■ **PROBLEM DETAILS**
Below is a set of records; print all of them exactly as written.

++++ RECORDS TO USE ++++

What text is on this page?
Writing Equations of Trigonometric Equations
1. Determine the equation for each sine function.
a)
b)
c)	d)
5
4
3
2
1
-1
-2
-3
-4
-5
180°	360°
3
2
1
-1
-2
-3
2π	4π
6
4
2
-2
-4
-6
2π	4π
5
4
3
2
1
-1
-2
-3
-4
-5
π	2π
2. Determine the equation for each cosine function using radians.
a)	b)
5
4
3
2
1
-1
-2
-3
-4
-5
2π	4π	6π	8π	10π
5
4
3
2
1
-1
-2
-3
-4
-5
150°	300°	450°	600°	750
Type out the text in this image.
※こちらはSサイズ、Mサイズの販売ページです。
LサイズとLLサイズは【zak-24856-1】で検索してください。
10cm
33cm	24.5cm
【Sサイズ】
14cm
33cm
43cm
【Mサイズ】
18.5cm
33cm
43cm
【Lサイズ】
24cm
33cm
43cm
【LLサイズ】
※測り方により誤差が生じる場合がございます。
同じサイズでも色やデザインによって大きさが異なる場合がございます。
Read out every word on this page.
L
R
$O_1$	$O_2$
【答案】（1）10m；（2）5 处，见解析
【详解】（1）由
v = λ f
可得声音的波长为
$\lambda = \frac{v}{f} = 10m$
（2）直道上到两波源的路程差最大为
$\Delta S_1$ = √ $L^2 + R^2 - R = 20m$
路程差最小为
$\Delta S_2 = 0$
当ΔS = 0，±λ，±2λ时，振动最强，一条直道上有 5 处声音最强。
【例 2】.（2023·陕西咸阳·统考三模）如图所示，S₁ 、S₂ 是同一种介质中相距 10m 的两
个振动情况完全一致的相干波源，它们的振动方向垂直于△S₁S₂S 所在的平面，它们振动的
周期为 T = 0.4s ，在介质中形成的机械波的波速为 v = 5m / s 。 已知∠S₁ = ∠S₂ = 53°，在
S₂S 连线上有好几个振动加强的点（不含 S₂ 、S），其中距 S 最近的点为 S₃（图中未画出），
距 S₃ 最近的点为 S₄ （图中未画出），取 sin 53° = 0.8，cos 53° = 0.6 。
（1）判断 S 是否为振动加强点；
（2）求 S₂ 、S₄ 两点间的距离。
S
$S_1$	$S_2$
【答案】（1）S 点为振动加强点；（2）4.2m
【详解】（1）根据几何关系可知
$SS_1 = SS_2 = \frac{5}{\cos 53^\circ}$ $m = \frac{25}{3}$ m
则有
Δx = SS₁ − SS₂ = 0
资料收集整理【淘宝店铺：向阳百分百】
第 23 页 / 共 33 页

++++

■ **OUTPUT**
What text is on this page?
Writing Equations of Trigonometric Equations
1. Determine the equation for each sine function.
a)
b)
c)	d)
5
4
3
2
1
-1
-2
-3
-4
-5
180°	360°
3
2
1
-1
-2
-3
2π	4π
6
4
2
-2
-4
-6
2π	4π
5
4
3
2
1
-1
-2
-3
-4
-5
π	2π
2. Determine the equation for each cosine function using radians.
a)	b)
5
4
3
2
1
-1
-2
-3
-4
-5
2π	4π	6π	8π	10π
5
4
3
2
1
-1
-2
-3
-4
-5
150°	300°	450°	600°	750
Type out the text in this image.
※こちらはSサイズ、Mサイズの販売ページです。
LサイズとLLサイズは【zak-24856-1】で検索してください。
10cm
33cm	24.5cm
【Sサイズ】
14cm
33cm
43cm
【Mサイズ】
18.5cm
33cm
43cm
【Lサイズ】
24cm
33cm
43cm
【LLサイズ】
※測り方により誤差が生じる場合がございます。
同じサイズでも色やデザインによって大きさが異なる場合がございます。
Read out every word on this page.
L
R
$O_1$	$O_2$
【答案】（1）10m；（2）5 处，见解析
【详解】（1）由
v = λ f
可得声音的波长为
$\lambda = \frac{v}{f} = 10m$
（2）直道上到两波源的路程差最大为
$\Delta S_1$ = √ $L^2 + R^2 - R = 20m$
路程差最小为
$\Delta S_2 = 0$
当ΔS = 0，±λ，±2λ时，振动最强，一条直道上有 5 处声音最强。
【例 2】.（2023·陕西咸阳·统考三模）如图所示，S₁ 、S₂ 是同一种介质中相距 10m 的两
个振动情况完全一致的相干波源，它们的振动方向垂直于△S₁S₂S 所在的平面，它们振动的
周期为 T = 0.4s ，在介质中形成的机械波的波速为 v = 5m / s 。 已知∠S₁ = ∠S₂ = 53°，在
S₂S 连线上有好几个振动加强的点（不含 S₂ 、S），其中距 S 最近的点为 S₃（图中未画出），
距 S₃ 最近的点为 S₄ （图中未画出），取 sin 53° = 0.8，cos 53° = 0.6 。
（1）判断 S 是否为振动加强点；
（2）求 S₂ 、S₄ 两点间的距离。
S
$S_1$	$S_2$
【答案】（1）S 点为振动加强点；（2）4.2m
【详解】（1）根据几何关系可知
$SS_1 = SS_2 = \frac{5}{\cos 53^\circ}$ $m = \frac{25}{3}$ m
则有
Δx = SS₁ − SS₂ = 0
资料收集整理【淘宝店铺：向阳百分百】
第 23 页 / 共 33 页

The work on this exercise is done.